╭──
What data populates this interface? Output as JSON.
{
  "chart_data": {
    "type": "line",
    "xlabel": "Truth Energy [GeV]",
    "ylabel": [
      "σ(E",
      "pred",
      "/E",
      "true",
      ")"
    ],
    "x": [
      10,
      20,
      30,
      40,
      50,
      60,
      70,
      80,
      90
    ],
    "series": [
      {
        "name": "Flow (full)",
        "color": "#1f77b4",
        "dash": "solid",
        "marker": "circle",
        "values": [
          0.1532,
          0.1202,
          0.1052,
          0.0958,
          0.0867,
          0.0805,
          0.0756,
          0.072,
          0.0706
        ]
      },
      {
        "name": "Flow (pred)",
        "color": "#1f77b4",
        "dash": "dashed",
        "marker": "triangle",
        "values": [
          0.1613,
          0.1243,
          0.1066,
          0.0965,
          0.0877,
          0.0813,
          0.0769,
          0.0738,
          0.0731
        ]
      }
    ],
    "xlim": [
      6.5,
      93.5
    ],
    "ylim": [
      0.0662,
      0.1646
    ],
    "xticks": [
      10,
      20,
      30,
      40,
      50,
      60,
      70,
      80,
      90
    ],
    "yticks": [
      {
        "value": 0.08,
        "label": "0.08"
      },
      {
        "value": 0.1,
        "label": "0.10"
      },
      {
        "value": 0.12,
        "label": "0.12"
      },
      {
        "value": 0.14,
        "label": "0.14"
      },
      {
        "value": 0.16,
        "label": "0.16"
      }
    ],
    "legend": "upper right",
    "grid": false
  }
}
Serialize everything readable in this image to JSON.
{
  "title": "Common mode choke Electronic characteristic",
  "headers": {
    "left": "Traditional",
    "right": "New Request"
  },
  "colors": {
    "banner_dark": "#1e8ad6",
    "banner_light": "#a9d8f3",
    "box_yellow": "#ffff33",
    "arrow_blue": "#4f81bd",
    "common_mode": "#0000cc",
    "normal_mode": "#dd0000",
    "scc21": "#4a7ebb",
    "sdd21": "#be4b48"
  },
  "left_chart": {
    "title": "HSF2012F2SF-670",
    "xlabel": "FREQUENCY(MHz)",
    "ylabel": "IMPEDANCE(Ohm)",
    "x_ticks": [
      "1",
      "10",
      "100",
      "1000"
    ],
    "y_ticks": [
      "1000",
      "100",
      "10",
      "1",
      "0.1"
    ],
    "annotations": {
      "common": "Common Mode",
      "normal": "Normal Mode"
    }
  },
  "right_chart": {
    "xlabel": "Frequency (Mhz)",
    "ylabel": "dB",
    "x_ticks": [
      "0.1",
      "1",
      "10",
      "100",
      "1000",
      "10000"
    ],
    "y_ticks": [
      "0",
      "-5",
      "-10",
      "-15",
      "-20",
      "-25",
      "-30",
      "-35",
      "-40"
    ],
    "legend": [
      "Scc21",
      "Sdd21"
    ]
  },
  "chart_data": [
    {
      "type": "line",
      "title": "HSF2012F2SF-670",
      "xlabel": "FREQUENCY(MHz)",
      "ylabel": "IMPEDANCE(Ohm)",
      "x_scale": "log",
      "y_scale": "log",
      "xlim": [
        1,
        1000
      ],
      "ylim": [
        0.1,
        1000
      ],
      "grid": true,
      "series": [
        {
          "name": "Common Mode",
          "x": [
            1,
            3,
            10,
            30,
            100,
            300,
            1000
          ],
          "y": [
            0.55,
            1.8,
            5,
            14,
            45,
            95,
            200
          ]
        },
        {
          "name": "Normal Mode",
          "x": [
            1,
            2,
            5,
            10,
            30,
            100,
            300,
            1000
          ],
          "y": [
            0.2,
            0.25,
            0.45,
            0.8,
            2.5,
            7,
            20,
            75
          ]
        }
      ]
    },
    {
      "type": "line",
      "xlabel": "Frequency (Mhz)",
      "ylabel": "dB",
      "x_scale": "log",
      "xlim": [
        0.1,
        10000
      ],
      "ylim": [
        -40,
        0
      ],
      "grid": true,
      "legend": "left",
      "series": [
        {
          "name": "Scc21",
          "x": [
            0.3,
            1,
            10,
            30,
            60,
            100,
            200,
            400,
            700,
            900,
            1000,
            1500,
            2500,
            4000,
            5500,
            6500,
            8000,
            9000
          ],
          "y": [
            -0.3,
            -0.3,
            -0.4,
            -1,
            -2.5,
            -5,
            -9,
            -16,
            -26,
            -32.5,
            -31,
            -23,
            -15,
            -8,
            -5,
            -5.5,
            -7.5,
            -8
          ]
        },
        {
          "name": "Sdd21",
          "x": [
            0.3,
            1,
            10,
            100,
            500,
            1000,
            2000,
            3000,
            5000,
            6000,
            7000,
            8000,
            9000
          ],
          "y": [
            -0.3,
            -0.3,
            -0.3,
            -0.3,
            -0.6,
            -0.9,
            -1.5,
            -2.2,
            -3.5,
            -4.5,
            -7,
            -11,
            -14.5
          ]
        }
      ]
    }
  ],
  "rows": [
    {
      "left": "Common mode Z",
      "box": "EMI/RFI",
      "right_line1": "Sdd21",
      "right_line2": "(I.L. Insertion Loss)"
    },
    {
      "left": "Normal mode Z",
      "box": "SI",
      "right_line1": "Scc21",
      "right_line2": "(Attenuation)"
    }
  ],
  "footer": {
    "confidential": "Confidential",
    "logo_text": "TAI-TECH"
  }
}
╰──
**What is required**
In the lines above, locate the string "legend". Copy every line where it occurs.

**Result of this exercise**
    "legend": "upper right",
    "legend": [
      "legend": "left",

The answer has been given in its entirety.